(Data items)
---------------
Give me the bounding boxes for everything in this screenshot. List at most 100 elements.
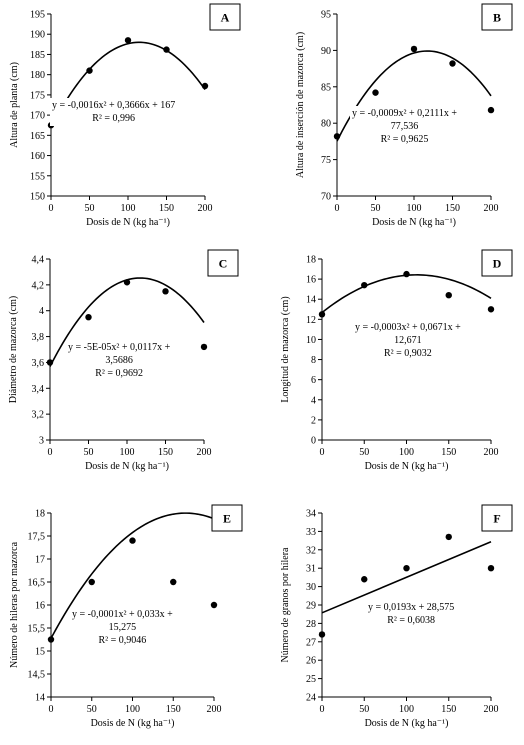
data-point	[318, 631, 326, 638]
data-point	[124, 37, 132, 44]
panel-letter: C	[219, 257, 228, 271]
y-tick-label: 15	[35, 647, 45, 658]
x-tick-label: 100	[125, 704, 140, 715]
y-tick-label: 15,5	[28, 624, 46, 635]
panel-letter-box	[209, 3, 241, 31]
y-axis-label: Número de hileras por mazorca	[9, 541, 20, 668]
data-point	[372, 89, 379, 96]
y-tick-label: 150	[30, 192, 45, 203]
y-tick-label: 195	[30, 10, 45, 21]
data-point	[361, 576, 368, 583]
equation-line: y = -0,0009x² + 0,2111x +	[352, 108, 457, 119]
data-point	[129, 537, 136, 544]
data-point	[123, 279, 131, 286]
x-tick-label: 0	[335, 203, 340, 214]
x-tick-label: 100	[121, 203, 136, 214]
x-tick-label: 150	[159, 203, 174, 214]
x-tick-label: 150	[441, 447, 456, 458]
equation-line: 3,5686	[105, 355, 133, 366]
y-tick-label: 18	[306, 255, 316, 266]
y-tick-label: 33	[306, 527, 316, 538]
y-tick-label: 14,5	[28, 670, 46, 681]
y-tick-label: 32	[306, 545, 316, 556]
chart-panel-e: 14 14,5 15 15,5 16 16,5 17 17,5 18 0 50 100 150 200 Do…	[9, 504, 243, 729]
y-axis-label: Número de granos por hilera	[280, 547, 291, 663]
y-axis-label: Longitud de mazorca (cm)	[280, 296, 291, 402]
y-tick-label: 4,4	[32, 255, 45, 266]
equation-line: R² = 0,9692	[95, 368, 143, 379]
equation-background	[70, 607, 175, 648]
x-tick-label: 200	[484, 704, 499, 715]
data-point	[487, 565, 495, 572]
x-tick-label: 200	[484, 203, 499, 214]
y-tick-label: 85	[321, 82, 331, 93]
equation-line: 77,536	[391, 121, 419, 132]
equation-label: y = -5E-05x² + 0,0117x + 3,5686 R² = 0,969…	[66, 340, 173, 381]
data-point	[445, 533, 452, 541]
data-point	[361, 281, 368, 289]
panel-letter-box	[211, 504, 243, 532]
data-point	[200, 343, 208, 351]
equation-line: R² = 0,996	[92, 113, 135, 124]
data-point	[445, 292, 452, 299]
y-tick-label: 29	[306, 601, 316, 612]
trend-line	[336, 50, 492, 142]
trend-line	[321, 274, 492, 314]
x-tick-label: 50	[371, 203, 381, 214]
x-tick-label: 200	[207, 704, 222, 715]
x-tick-label: 100	[120, 447, 135, 458]
x-tick-label: 200	[198, 203, 213, 214]
y-tick-label: 16	[306, 275, 316, 286]
y-tick-label: 27	[306, 637, 316, 648]
y-tick-label: 155	[30, 171, 45, 182]
x-tick-label: 0	[320, 704, 325, 715]
y-tick-label: 95	[321, 10, 331, 21]
y-tick-label: 14	[35, 693, 45, 704]
y-tick-label: 26	[306, 656, 316, 667]
x-tick-label: 150	[441, 704, 456, 715]
y-tick-label: 28	[306, 619, 316, 630]
panel-letter-box	[481, 504, 513, 532]
y-tick-label: 4	[39, 306, 44, 317]
trend-line	[50, 512, 215, 639]
equation-line: y = -0,0016x² + 0,3666x + 167	[52, 100, 175, 111]
y-tick-label: 17,5	[28, 532, 46, 543]
chart-panel-b: 70 75 80 85 90 95 0 50 100 150 200 Dosis de N (kg h…	[295, 3, 513, 228]
equation-background	[66, 340, 173, 381]
equation-line: y = 0,0193x + 28,575	[368, 602, 454, 613]
x-tick-label: 50	[84, 447, 94, 458]
equation-background	[366, 600, 457, 628]
x-tick-label: 50	[85, 203, 95, 214]
data-point	[85, 313, 92, 321]
y-tick-label: 17	[35, 555, 45, 566]
y-tick-label: 16	[35, 601, 45, 612]
y-tick-label: 165	[30, 131, 45, 142]
y-tick-label: 4,2	[32, 280, 45, 291]
equation-line: R² = 0,6038	[387, 615, 435, 626]
equation-line: 12,671	[394, 335, 422, 346]
y-tick-label: 160	[30, 151, 45, 162]
equation-label: y = -0,0016x² + 0,3666x + 167 R² = 0,996	[50, 98, 178, 126]
data-point	[170, 578, 177, 586]
equation-line: 15,275	[109, 622, 137, 633]
y-tick-label: 31	[306, 564, 316, 575]
y-tick-label: 180	[30, 70, 45, 81]
x-axis-label: Dosis de N (kg ha⁻¹)	[365, 461, 449, 472]
y-tick-label: 8	[311, 355, 316, 366]
x-tick-label: 100	[399, 704, 414, 715]
x-tick-label: 50	[359, 704, 369, 715]
panel-letter: E	[223, 512, 231, 526]
y-tick-label: 175	[30, 90, 45, 101]
trend-line	[321, 541, 492, 614]
panel-letter-box	[481, 249, 513, 277]
y-tick-label: 75	[321, 155, 331, 166]
panel-letter: F	[493, 512, 500, 526]
data-point	[449, 60, 456, 67]
y-tick-label: 70	[321, 192, 331, 203]
data-point	[487, 306, 495, 313]
y-tick-label: 3	[39, 436, 44, 447]
x-tick-label: 50	[87, 704, 97, 715]
data-point	[201, 82, 209, 90]
equation-label: y = -0,0009x² + 0,2111x + 77,536 R² = 0,96…	[350, 106, 460, 147]
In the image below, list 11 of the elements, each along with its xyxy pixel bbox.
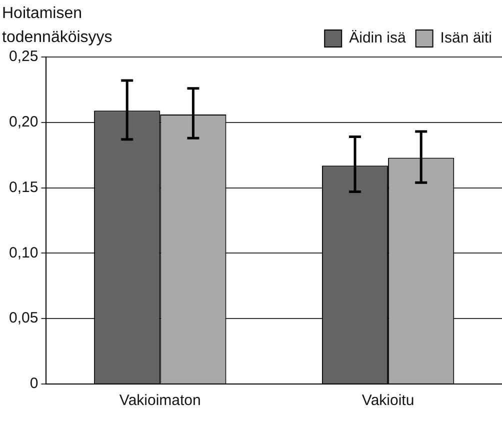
y-tick-label: 0,05 bbox=[8, 310, 38, 327]
legend-label: Isän äiti bbox=[440, 30, 492, 47]
x-tick-label: Vakioimaton bbox=[119, 392, 201, 410]
y-axis-title: Hoitamisen todennäköisyys bbox=[2, 4, 114, 48]
y-tick-label: 0,10 bbox=[8, 244, 38, 262]
y-tick-label: 0,25 bbox=[8, 48, 38, 66]
x-tick-label: Vakioitu bbox=[362, 392, 414, 410]
y-tick-label: 0,15 bbox=[8, 178, 38, 196]
y-tick-label: 0,20 bbox=[8, 114, 38, 131]
legend-label: Äidin isä bbox=[349, 30, 406, 47]
y-tick-label: 0 bbox=[30, 375, 38, 392]
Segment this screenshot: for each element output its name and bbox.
---------------
■ REQUIRED TASK
Reproduce every row above verbatim, omitting the pictures.

■ EXPECTED ANSWER
Give me the bounding boxes for everything in this screenshot. List at most 100 elements.
data-point	[318, 631, 326, 638]
data-point	[124, 37, 132, 44]
panel-letter: C	[219, 257, 228, 271]
y-tick-label: 15	[35, 647, 45, 658]
x-tick-label: 100	[125, 704, 140, 715]
y-tick-label: 15,5	[28, 624, 46, 635]
panel-letter-box	[209, 3, 241, 31]
y-axis-label: Número de hileras por mazorca	[9, 541, 20, 668]
data-point	[372, 89, 379, 96]
y-tick-label: 150	[30, 192, 45, 203]
y-tick-label: 195	[30, 10, 45, 21]
data-point	[361, 576, 368, 583]
equation-line: y = -0,0009x² + 0,2111x +	[352, 108, 457, 119]
data-point	[129, 537, 136, 544]
data-point	[123, 279, 131, 286]
x-tick-label: 0	[335, 203, 340, 214]
x-tick-label: 100	[121, 203, 136, 214]
x-tick-label: 150	[159, 203, 174, 214]
x-tick-label: 150	[441, 447, 456, 458]
equation-line: 3,5686	[105, 355, 133, 366]
y-tick-label: 18	[306, 255, 316, 266]
y-tick-label: 33	[306, 527, 316, 538]
y-tick-label: 14,5	[28, 670, 46, 681]
y-tick-label: 32	[306, 545, 316, 556]
chart-panel-e: 14 14,5 15 15,5 16 16,5 17 17,5 18 0 50 100 150 200 Do…	[9, 504, 243, 729]
y-axis-label: Número de granos por hilera	[280, 547, 291, 663]
y-axis-label: Longitud de mazorca (cm)	[280, 296, 291, 402]
y-tick-label: 4,4	[32, 255, 45, 266]
equation-line: R² = 0,9692	[95, 368, 143, 379]
equation-background	[70, 607, 175, 648]
x-tick-label: 200	[484, 704, 499, 715]
data-point	[487, 565, 495, 572]
x-tick-label: 200	[484, 203, 499, 214]
y-tick-label: 85	[321, 82, 331, 93]
equation-line: 77,536	[391, 121, 419, 132]
equation-label: y = -5E-05x² + 0,0117x + 3,5686 R² = 0,969…	[66, 340, 173, 381]
data-point	[445, 533, 452, 541]
data-point	[361, 281, 368, 289]
panel-letter-box	[211, 504, 243, 532]
data-point	[200, 343, 208, 351]
equation-line: R² = 0,996	[92, 113, 135, 124]
data-point	[445, 292, 452, 299]
y-tick-label: 29	[306, 601, 316, 612]
trend-line	[336, 50, 492, 142]
trend-line	[321, 274, 492, 314]
x-tick-label: 50	[371, 203, 381, 214]
x-tick-label: 200	[207, 704, 222, 715]
x-tick-label: 100	[120, 447, 135, 458]
x-tick-label: 200	[198, 203, 213, 214]
y-tick-label: 16	[306, 275, 316, 286]
y-tick-label: 27	[306, 637, 316, 648]
y-tick-label: 155	[30, 171, 45, 182]
x-tick-label: 0	[320, 704, 325, 715]
y-tick-label: 95	[321, 10, 331, 21]
y-tick-label: 14	[35, 693, 45, 704]
y-tick-label: 26	[306, 656, 316, 667]
x-tick-label: 150	[441, 704, 456, 715]
y-tick-label: 28	[306, 619, 316, 630]
panel-letter-box	[481, 504, 513, 532]
y-tick-label: 4	[39, 306, 44, 317]
trend-line	[50, 512, 215, 639]
equation-line: y = -0,0016x² + 0,3666x + 167	[52, 100, 175, 111]
y-tick-label: 17,5	[28, 532, 46, 543]
chart-panel-b: 70 75 80 85 90 95 0 50 100 150 200 Dosis de N (kg h…	[295, 3, 513, 228]
equation-background	[66, 340, 173, 381]
equation-line: y = 0,0193x + 28,575	[368, 602, 454, 613]
x-tick-label: 50	[84, 447, 94, 458]
equation-background	[366, 600, 457, 628]
x-tick-label: 50	[85, 203, 95, 214]
data-point	[85, 313, 92, 321]
y-tick-label: 17	[35, 555, 45, 566]
y-tick-label: 16	[35, 601, 45, 612]
y-tick-label: 165	[30, 131, 45, 142]
y-tick-label: 4,2	[32, 280, 45, 291]
equation-line: R² = 0,6038	[387, 615, 435, 626]
equation-line: 12,671	[394, 335, 422, 346]
y-tick-label: 160	[30, 151, 45, 162]
equation-label: y = -0,0016x² + 0,3666x + 167 R² = 0,996	[50, 98, 178, 126]
data-point	[170, 578, 177, 586]
equation-line: 15,275	[109, 622, 137, 633]
y-tick-label: 31	[306, 564, 316, 575]
y-tick-label: 180	[30, 70, 45, 81]
x-axis-label: Dosis de N (kg ha⁻¹)	[365, 461, 449, 472]
y-tick-label: 8	[311, 355, 316, 366]
x-tick-label: 100	[399, 704, 414, 715]
x-tick-label: 50	[359, 704, 369, 715]
panel-letter: E	[223, 512, 231, 526]
y-tick-label: 175	[30, 90, 45, 101]
trend-line	[321, 541, 492, 614]
panel-letter-box	[481, 249, 513, 277]
y-tick-label: 75	[321, 155, 331, 166]
panel-letter: F	[493, 512, 500, 526]
data-point	[449, 60, 456, 67]
y-tick-label: 70	[321, 192, 331, 203]
data-point	[487, 306, 495, 313]
y-tick-label: 3	[39, 436, 44, 447]
x-tick-label: 50	[87, 704, 97, 715]
data-point	[201, 82, 209, 90]
equation-label: y = -0,0009x² + 0,2111x + 77,536 R² = 0,96…	[350, 106, 460, 147]
In the image below, list 11 of the elements, each along with its xyxy pixel bbox.
y-tick-label: 0,05 bbox=[8, 310, 38, 327]
legend-label: Isän äiti bbox=[440, 30, 492, 47]
x-tick-label: Vakioimaton bbox=[119, 392, 201, 410]
y-axis-title: Hoitamisen todennäköisyys bbox=[2, 4, 114, 48]
y-tick-label: 0,10 bbox=[8, 244, 38, 262]
y-tick-label: 0,25 bbox=[8, 48, 38, 66]
x-tick-label: Vakioitu bbox=[362, 392, 414, 410]
y-tick-label: 0,15 bbox=[8, 178, 38, 196]
y-tick-label: 0,20 bbox=[8, 114, 38, 131]
legend-label: Äidin isä bbox=[349, 30, 406, 47]
y-tick-label: 0 bbox=[30, 375, 38, 392]
Segment this screenshot: for each element output its name and bbox.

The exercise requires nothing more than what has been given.